» **Given request**:
Rewrite the lines of the listing below as a JSON list of strings, one string per line and no blank lines. Start at the first line of the listing and continue through the line containing "Text: POMME".
** start of Exercise input **
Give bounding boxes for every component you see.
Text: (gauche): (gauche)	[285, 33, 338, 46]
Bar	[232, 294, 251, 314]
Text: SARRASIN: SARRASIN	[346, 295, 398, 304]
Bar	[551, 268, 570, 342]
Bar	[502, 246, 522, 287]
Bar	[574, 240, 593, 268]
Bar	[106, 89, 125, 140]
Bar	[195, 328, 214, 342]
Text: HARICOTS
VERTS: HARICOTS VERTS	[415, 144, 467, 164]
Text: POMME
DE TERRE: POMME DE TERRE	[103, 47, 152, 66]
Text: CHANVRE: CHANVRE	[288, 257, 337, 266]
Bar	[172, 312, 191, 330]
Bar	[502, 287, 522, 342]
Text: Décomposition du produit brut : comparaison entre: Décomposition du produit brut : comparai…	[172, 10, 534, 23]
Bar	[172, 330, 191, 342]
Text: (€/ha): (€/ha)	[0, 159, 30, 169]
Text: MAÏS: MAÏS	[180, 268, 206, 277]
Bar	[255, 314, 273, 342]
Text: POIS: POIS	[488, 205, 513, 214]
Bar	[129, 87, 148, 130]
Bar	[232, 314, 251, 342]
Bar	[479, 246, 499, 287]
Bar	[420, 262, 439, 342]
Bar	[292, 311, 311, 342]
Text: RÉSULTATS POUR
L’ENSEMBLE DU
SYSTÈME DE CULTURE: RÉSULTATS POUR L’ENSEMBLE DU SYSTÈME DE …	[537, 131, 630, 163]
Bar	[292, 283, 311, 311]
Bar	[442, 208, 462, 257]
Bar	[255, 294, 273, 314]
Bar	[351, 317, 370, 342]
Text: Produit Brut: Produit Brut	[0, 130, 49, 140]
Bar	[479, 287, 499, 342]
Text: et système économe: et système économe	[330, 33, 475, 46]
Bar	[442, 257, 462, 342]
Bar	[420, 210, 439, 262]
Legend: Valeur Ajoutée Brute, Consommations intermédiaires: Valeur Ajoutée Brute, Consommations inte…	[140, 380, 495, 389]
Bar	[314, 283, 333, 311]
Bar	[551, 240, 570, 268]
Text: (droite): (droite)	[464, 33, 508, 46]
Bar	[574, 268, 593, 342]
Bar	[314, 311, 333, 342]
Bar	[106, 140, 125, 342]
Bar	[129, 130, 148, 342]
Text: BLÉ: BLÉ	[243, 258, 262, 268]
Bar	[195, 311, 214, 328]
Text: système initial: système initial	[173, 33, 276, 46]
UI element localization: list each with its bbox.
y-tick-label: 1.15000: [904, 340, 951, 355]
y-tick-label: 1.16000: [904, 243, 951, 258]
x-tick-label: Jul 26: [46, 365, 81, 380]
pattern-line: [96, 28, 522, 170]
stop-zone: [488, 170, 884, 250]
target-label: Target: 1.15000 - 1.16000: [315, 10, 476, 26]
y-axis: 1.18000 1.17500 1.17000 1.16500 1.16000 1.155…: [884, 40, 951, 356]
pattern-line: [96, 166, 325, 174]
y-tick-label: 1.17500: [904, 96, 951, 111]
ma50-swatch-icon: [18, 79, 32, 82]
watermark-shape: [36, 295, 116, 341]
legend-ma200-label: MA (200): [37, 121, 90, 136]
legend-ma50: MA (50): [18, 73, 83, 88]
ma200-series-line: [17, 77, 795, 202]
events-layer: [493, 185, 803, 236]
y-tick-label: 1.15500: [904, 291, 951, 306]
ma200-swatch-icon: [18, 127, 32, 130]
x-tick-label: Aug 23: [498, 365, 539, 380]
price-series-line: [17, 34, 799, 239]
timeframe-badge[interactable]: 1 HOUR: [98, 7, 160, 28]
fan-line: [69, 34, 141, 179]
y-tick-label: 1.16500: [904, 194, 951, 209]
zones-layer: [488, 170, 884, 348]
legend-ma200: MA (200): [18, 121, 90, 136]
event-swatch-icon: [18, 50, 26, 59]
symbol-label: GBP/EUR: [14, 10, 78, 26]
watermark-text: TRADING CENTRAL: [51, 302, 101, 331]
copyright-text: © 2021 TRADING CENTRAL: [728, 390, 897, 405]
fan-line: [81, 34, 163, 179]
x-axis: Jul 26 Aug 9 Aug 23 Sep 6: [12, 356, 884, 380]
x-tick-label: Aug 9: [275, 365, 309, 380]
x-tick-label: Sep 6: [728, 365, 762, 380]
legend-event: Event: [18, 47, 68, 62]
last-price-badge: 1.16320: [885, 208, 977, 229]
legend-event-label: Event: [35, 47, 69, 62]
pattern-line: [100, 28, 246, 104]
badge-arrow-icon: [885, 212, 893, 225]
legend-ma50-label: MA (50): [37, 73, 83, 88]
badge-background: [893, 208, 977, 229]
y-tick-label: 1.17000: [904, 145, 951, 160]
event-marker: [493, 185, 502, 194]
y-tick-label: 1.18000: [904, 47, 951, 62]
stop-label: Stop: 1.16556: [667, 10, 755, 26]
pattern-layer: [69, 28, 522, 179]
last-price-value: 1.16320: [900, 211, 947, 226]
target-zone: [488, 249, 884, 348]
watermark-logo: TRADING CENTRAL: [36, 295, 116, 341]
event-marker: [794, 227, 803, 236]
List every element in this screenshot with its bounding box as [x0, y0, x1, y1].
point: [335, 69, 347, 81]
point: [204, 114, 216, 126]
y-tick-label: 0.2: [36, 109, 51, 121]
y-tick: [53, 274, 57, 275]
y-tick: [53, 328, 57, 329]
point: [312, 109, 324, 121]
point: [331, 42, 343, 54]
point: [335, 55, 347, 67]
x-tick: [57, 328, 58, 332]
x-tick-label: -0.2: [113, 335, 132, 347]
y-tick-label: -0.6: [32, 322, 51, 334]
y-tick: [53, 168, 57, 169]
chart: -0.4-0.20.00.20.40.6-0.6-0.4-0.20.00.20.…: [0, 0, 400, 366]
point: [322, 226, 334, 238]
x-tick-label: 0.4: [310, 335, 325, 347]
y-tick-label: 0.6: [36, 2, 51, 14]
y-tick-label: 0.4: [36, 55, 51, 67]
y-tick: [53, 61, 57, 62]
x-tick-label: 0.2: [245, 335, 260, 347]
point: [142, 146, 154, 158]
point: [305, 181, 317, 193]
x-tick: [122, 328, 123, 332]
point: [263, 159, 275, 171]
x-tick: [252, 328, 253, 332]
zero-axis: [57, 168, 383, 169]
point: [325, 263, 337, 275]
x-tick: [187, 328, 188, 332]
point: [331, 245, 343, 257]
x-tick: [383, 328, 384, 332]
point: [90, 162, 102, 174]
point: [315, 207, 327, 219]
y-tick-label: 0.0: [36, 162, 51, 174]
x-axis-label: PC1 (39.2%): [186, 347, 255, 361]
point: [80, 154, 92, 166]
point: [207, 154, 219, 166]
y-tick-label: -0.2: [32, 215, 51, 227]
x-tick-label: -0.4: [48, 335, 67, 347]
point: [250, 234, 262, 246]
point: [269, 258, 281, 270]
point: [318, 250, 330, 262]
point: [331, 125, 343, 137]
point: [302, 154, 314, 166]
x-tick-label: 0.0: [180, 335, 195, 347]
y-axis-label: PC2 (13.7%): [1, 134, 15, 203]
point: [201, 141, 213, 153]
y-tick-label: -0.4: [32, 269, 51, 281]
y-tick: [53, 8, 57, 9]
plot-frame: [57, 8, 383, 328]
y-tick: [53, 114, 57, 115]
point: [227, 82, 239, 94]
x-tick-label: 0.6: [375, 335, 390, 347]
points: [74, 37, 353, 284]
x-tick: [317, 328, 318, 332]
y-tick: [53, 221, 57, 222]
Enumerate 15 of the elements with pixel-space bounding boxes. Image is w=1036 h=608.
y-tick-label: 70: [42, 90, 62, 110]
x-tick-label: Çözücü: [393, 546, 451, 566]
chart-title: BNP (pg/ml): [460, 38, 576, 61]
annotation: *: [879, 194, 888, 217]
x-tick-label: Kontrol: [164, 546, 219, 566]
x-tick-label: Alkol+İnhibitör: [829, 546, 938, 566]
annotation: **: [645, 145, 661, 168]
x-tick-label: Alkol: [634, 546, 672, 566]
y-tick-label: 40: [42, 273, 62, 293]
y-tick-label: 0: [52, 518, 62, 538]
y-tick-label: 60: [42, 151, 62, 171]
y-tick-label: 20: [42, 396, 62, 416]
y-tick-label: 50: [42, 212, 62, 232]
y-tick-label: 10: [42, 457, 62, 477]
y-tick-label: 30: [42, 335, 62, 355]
** end of Exercise input **
» **Answer to the task**:
[
  "Give bounding boxes for every component you see.",
  "Text: (gauche): (gauche)\t[285, 33, 338, 46]",
  "Bar\t[232, 294, 251, 314]",
  "Text: SARRASIN: SARRASIN\t[346, 295, 398, 304]",
  "Bar\t[551, 268, 570, 342]",
  "Bar\t[502, 246, 522, 287]",
  "Bar\t[574, 240, 593, 268]",
  "Bar\t[106, 89, 125, 140]",
  "Bar\t[195, 328, 214, 342]",
  "Text: HARICOTS",
  "VERTS: HARICOTS VERTS\t[415, 144, 467, 164]",
  "Text: POMME"
]